In the material below, find every line with "ffffff" and pull it out.
━━━━━ Data lines
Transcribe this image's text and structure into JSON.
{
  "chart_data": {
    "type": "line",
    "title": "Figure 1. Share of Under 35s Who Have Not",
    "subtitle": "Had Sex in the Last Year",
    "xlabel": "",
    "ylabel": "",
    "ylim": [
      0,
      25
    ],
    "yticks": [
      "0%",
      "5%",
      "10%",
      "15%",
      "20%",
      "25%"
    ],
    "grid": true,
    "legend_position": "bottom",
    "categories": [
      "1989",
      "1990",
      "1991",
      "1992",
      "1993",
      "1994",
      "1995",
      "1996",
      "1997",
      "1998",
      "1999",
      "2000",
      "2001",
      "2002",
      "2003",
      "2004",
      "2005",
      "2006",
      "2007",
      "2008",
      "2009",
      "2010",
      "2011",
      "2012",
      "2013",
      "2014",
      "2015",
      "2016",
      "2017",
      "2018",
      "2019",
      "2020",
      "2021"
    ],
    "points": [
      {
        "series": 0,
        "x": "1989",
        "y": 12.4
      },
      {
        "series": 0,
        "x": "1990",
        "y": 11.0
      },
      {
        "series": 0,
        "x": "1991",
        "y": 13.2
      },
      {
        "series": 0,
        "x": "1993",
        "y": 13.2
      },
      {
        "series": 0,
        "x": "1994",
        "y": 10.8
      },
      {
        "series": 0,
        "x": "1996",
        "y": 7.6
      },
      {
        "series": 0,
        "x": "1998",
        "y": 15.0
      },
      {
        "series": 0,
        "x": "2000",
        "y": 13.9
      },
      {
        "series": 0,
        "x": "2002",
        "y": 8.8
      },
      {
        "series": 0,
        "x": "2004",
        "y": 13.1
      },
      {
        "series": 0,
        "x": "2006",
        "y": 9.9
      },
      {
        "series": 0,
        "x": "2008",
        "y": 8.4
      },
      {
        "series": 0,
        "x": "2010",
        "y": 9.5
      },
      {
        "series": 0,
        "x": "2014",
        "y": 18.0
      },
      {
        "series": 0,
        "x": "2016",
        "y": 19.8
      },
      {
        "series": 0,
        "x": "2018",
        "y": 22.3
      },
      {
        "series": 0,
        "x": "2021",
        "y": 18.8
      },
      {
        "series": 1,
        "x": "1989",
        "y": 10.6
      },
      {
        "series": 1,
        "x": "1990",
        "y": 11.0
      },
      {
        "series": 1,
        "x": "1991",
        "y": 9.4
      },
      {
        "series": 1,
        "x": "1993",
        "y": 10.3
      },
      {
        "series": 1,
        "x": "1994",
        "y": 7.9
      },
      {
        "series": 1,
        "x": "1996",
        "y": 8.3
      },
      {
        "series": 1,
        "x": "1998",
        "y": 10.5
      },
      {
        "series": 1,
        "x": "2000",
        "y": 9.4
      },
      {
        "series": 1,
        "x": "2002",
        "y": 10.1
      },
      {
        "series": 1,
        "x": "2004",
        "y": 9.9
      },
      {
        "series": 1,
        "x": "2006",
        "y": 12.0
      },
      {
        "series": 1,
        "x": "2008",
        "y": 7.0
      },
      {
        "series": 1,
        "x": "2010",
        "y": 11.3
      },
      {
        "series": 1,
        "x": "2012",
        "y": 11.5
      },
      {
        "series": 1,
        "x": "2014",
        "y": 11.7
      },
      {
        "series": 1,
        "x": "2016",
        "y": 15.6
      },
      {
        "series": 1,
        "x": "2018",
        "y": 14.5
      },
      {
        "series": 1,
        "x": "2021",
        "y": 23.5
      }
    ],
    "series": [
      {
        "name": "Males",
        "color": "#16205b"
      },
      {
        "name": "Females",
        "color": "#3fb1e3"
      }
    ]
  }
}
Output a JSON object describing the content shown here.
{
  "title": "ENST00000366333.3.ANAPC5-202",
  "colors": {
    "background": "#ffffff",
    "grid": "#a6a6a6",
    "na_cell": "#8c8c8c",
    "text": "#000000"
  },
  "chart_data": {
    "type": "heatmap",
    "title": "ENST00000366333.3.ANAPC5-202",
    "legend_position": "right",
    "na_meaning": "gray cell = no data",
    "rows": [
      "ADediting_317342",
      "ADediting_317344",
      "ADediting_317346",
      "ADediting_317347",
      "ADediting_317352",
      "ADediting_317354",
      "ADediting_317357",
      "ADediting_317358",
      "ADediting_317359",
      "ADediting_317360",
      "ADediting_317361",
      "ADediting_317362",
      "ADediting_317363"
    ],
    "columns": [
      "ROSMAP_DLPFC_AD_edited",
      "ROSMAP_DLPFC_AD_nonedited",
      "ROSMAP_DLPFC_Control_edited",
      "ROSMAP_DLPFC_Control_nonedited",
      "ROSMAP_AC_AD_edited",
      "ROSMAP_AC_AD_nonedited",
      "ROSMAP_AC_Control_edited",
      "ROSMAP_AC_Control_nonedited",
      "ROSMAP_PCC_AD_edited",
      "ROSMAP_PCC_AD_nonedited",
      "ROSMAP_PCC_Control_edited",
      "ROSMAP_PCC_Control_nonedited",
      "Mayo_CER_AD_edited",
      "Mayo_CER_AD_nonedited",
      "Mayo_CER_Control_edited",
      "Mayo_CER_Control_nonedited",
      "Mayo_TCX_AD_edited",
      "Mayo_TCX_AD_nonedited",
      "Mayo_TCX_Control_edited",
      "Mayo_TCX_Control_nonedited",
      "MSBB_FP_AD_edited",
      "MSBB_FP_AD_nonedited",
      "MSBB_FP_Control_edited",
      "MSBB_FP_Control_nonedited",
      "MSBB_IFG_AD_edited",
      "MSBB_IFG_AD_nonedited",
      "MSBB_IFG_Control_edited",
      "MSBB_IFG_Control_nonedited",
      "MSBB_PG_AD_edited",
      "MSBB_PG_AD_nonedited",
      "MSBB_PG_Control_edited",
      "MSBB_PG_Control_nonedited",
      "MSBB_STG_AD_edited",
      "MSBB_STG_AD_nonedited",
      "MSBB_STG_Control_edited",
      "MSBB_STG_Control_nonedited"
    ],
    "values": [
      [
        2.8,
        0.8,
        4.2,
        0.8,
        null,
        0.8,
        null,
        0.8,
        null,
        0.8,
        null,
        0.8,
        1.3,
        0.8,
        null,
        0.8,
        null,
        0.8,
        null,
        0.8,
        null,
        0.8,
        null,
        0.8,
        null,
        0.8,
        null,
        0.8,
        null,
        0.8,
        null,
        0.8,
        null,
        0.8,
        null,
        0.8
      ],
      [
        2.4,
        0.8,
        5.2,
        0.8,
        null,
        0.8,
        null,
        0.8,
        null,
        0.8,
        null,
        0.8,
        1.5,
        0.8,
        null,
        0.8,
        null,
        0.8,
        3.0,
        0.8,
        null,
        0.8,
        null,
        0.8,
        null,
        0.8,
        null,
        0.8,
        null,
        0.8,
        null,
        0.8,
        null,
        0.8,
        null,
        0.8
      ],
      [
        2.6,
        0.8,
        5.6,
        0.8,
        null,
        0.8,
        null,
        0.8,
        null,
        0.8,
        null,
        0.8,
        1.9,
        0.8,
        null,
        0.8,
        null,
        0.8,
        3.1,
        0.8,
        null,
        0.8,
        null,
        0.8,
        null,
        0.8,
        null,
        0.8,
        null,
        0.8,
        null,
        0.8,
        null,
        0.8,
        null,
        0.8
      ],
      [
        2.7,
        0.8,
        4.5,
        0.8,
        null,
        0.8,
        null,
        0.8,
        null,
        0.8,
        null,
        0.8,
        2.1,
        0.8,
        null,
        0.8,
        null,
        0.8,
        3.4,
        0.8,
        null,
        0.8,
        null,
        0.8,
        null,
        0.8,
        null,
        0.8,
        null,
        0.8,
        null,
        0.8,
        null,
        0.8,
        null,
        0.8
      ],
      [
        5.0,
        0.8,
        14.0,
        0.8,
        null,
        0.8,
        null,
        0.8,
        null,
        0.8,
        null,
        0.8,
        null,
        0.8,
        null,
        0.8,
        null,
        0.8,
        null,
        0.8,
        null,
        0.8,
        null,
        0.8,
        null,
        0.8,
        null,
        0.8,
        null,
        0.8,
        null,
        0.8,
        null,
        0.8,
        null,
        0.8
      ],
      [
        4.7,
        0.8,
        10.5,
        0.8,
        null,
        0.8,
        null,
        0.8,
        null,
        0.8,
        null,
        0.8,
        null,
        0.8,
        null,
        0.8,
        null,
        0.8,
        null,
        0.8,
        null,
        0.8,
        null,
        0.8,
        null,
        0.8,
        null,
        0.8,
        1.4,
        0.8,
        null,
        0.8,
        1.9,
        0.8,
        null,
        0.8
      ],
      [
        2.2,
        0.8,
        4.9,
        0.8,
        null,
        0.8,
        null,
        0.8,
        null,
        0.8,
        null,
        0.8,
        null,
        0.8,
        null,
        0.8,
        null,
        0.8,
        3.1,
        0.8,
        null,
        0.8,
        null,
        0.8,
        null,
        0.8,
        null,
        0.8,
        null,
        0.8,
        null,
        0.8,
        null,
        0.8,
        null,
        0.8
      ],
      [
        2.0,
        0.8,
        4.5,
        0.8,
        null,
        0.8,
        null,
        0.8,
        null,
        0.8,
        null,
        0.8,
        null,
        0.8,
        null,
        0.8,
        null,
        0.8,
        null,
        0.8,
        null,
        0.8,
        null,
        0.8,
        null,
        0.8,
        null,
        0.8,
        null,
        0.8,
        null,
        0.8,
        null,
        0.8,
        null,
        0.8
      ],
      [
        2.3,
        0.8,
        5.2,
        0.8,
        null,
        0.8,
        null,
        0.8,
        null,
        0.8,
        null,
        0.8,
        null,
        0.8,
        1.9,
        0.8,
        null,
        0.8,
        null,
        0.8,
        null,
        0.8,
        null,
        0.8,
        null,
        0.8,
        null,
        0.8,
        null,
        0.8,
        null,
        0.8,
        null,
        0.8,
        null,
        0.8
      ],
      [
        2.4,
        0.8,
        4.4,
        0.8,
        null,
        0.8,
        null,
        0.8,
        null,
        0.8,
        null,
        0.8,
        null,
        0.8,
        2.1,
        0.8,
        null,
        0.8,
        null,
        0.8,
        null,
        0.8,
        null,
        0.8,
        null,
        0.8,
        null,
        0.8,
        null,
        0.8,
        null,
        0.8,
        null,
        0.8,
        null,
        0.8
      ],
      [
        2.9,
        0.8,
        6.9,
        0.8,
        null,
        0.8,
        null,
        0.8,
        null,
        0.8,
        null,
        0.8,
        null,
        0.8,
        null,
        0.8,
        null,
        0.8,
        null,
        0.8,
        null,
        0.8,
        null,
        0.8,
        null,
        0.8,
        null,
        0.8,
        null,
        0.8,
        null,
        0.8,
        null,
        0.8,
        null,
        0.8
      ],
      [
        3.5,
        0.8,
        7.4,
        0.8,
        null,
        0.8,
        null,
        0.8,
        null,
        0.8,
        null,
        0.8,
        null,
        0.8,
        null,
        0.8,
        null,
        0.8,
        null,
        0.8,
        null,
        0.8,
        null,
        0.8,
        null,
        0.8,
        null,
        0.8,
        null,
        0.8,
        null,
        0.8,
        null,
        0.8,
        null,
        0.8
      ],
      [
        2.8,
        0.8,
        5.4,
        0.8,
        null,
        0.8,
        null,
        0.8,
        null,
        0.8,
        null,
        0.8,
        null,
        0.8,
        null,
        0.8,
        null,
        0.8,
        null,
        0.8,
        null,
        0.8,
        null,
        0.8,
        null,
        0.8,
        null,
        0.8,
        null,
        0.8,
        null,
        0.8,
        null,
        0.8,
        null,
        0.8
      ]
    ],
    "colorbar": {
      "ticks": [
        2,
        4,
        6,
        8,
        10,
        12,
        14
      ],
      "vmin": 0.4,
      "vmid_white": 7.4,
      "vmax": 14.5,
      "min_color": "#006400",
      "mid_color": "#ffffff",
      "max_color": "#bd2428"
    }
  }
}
━━━━━━━━━━
> Correct output
    "background": "#ffffff",
      "mid_color": "#ffffff",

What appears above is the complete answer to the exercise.